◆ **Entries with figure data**
_ _ _

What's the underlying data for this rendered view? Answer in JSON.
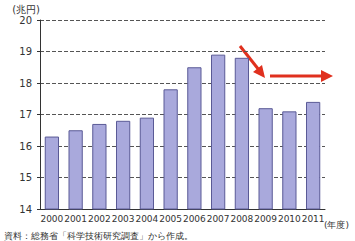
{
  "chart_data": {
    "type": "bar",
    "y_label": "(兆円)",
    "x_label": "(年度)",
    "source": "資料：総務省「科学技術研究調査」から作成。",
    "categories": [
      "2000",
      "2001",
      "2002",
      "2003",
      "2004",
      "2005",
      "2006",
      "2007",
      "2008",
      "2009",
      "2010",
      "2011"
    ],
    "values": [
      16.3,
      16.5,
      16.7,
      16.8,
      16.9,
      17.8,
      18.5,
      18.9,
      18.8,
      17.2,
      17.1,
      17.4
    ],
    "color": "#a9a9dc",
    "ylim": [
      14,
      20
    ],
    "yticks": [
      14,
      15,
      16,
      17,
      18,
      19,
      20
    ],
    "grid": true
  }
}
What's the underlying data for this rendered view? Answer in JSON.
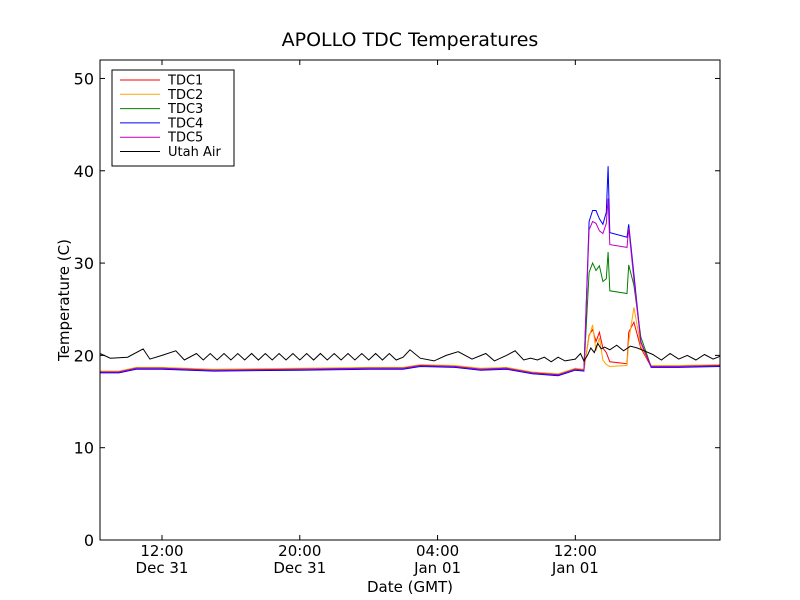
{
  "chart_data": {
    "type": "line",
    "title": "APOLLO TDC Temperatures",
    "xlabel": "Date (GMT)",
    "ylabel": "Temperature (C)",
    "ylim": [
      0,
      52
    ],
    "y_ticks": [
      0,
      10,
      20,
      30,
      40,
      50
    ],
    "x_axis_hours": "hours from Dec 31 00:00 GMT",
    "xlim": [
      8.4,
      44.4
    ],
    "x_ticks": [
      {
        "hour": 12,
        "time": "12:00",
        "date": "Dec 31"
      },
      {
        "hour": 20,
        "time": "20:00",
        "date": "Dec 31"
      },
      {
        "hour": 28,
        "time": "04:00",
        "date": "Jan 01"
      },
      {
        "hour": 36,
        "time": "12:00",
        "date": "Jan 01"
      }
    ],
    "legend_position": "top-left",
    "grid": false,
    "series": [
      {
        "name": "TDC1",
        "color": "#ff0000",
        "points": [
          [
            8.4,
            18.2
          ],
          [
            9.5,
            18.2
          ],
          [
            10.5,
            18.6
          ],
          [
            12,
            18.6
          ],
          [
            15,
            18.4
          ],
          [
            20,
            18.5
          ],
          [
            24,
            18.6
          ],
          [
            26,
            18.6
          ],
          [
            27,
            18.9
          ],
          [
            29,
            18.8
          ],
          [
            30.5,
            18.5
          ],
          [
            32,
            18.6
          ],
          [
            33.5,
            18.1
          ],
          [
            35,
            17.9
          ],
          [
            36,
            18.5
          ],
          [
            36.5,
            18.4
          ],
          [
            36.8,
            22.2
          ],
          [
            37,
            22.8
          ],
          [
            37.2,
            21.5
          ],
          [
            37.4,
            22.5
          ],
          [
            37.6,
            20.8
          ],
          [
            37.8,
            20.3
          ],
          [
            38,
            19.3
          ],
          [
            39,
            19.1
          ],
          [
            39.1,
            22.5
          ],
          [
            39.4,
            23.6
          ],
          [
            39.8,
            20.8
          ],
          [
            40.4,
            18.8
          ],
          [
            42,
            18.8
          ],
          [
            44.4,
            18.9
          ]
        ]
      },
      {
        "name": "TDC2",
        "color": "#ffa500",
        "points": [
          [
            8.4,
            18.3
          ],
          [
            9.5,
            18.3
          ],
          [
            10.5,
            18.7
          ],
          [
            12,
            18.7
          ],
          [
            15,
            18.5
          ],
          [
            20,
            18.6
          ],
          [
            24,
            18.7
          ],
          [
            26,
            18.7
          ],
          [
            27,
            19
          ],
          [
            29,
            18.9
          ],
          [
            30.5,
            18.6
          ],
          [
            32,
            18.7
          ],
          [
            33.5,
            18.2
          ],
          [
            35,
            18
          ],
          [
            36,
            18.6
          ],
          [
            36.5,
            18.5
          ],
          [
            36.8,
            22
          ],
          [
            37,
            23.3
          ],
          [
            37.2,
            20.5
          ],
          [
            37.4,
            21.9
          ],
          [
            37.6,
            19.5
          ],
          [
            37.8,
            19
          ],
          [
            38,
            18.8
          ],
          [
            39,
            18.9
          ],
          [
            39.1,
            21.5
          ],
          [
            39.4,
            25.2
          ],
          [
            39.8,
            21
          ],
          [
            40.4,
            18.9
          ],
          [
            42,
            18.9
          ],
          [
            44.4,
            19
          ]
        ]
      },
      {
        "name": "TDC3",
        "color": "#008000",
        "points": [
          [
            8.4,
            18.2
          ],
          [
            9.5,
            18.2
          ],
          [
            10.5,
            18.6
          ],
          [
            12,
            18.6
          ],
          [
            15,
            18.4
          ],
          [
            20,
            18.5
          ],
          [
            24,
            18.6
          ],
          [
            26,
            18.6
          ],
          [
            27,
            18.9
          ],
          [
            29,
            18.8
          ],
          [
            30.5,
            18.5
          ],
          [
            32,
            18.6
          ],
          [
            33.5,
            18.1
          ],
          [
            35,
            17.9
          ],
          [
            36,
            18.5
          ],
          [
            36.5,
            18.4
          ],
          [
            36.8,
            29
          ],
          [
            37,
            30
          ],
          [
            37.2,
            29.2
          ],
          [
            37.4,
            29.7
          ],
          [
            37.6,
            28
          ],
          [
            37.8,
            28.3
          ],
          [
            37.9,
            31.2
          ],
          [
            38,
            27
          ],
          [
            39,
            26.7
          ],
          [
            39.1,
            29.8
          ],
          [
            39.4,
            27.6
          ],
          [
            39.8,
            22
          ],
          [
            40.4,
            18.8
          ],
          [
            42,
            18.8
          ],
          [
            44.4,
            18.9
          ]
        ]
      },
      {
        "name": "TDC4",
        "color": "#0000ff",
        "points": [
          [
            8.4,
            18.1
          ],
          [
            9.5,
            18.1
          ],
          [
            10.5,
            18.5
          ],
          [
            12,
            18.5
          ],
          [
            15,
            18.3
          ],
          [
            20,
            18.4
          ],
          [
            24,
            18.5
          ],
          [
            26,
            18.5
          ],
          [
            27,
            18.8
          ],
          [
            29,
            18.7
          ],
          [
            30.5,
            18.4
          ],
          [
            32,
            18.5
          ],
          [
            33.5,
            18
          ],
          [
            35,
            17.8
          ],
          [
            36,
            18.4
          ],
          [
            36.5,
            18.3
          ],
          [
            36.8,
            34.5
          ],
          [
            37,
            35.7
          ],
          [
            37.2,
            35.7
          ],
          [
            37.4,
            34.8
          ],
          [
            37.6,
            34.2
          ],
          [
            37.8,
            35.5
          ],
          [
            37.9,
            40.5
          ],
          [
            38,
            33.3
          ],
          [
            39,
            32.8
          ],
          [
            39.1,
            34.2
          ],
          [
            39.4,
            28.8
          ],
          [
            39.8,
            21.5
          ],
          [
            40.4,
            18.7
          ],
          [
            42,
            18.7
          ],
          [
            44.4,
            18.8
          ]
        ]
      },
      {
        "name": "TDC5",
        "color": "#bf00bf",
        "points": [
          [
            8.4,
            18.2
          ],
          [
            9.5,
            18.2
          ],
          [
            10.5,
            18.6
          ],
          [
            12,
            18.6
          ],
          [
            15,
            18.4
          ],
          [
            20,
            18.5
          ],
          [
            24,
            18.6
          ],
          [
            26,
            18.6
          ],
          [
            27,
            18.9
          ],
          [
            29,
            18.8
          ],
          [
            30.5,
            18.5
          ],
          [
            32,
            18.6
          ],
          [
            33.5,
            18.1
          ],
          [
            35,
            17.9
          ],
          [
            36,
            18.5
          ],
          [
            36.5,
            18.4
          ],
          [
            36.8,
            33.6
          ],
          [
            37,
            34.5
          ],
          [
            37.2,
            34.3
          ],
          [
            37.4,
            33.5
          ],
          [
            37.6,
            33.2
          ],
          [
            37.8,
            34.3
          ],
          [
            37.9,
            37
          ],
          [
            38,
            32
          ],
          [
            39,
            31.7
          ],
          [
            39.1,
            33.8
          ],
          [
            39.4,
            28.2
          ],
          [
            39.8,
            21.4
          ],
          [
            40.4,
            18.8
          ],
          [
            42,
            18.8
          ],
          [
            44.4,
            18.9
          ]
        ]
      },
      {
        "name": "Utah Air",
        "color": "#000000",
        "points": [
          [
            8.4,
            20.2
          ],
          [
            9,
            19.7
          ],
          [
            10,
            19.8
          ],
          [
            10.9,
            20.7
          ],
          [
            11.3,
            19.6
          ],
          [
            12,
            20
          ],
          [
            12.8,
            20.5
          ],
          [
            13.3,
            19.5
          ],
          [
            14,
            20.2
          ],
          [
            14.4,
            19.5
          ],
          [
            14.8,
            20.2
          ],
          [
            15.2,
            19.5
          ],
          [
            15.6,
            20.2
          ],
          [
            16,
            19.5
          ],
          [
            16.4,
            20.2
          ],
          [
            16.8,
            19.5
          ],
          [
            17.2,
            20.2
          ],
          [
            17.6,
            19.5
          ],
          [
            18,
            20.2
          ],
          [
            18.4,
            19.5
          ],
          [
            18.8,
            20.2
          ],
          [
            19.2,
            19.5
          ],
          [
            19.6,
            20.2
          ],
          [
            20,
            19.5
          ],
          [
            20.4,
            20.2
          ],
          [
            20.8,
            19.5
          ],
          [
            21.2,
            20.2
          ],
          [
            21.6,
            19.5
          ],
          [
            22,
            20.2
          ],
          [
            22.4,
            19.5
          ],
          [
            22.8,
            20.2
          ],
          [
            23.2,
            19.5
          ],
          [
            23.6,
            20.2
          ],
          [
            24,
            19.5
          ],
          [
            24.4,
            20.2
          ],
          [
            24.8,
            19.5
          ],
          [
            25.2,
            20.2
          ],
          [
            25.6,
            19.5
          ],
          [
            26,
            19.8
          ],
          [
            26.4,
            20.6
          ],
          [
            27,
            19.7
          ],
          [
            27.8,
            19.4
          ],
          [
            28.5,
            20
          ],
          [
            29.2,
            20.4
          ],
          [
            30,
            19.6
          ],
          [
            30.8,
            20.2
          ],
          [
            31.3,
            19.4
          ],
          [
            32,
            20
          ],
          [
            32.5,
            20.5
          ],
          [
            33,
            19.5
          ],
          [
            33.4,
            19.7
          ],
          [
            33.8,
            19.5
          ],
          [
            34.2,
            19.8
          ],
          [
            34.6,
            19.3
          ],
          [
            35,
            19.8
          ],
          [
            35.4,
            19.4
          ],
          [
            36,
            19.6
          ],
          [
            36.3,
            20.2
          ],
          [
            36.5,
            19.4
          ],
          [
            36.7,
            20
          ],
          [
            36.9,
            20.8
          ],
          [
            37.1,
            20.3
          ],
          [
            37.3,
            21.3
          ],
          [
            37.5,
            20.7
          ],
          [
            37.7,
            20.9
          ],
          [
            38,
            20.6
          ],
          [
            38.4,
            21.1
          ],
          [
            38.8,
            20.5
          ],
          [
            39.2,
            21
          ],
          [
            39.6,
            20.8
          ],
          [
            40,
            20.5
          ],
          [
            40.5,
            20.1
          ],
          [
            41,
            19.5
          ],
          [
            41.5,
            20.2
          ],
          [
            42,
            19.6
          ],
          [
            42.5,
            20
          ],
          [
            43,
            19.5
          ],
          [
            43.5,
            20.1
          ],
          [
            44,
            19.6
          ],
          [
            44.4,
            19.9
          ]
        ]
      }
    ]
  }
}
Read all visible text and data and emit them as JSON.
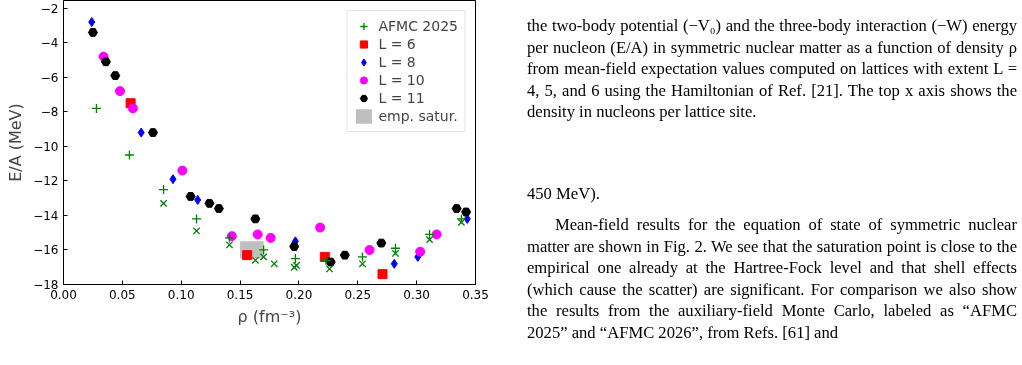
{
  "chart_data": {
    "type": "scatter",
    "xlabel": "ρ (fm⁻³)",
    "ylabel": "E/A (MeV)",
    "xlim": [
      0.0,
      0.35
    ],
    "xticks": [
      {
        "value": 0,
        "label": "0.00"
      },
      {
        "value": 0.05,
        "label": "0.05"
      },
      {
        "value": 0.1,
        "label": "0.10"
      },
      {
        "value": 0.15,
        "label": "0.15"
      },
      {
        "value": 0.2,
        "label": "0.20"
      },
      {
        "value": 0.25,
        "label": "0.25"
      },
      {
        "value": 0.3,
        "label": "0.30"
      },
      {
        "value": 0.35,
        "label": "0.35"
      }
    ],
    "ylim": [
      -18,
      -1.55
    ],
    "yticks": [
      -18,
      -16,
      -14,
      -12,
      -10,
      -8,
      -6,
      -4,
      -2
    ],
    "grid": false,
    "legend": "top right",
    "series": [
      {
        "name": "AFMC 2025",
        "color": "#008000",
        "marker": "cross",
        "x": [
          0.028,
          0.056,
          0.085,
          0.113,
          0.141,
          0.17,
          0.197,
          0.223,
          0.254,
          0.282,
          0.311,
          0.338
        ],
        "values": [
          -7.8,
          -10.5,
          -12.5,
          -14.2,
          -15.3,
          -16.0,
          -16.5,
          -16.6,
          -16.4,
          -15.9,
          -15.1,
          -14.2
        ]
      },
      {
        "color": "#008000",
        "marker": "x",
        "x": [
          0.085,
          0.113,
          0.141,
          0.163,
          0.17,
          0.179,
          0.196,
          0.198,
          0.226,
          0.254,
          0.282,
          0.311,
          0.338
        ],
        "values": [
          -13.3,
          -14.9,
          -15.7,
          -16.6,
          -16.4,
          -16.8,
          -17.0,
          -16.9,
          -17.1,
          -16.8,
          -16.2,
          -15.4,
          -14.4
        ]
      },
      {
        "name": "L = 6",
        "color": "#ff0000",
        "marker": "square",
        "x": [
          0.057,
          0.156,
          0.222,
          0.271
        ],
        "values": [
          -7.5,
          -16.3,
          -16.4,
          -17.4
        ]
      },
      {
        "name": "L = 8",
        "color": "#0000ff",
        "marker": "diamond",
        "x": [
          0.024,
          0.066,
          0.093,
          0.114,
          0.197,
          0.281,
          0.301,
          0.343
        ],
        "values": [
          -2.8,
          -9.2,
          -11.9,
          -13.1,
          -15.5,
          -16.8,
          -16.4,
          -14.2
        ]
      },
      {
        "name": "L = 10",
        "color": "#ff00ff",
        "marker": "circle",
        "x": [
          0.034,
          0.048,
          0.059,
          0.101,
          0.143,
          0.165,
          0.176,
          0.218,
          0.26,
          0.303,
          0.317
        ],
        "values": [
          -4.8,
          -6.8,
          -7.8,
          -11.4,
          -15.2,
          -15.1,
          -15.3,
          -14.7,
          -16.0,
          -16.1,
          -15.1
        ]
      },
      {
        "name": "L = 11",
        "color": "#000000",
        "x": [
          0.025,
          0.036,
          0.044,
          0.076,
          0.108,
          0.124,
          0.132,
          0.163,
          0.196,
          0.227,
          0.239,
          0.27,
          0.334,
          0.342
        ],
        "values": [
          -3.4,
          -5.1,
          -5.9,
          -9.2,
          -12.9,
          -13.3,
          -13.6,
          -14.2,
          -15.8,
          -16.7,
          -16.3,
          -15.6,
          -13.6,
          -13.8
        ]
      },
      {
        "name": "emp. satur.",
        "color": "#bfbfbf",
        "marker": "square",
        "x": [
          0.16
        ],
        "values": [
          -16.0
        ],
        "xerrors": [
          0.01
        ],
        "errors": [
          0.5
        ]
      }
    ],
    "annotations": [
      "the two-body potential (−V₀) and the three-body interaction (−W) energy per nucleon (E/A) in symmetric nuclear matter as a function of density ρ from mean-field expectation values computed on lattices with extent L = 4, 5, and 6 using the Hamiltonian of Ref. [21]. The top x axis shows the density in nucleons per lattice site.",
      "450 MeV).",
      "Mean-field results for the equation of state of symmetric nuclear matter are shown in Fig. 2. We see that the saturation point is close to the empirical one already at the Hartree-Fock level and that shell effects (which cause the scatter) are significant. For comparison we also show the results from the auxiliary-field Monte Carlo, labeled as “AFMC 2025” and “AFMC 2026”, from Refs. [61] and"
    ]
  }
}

_ _ _

◆ **REQUIRED WORK**
Check every line for "marker" and show the ones that have it.

◆ **FINISHED EXERCISE**
        "marker": "cross",
        "marker": "x",
        "marker": "square",
        "marker": "diamond",
        "marker": "circle",
        "marker": "square",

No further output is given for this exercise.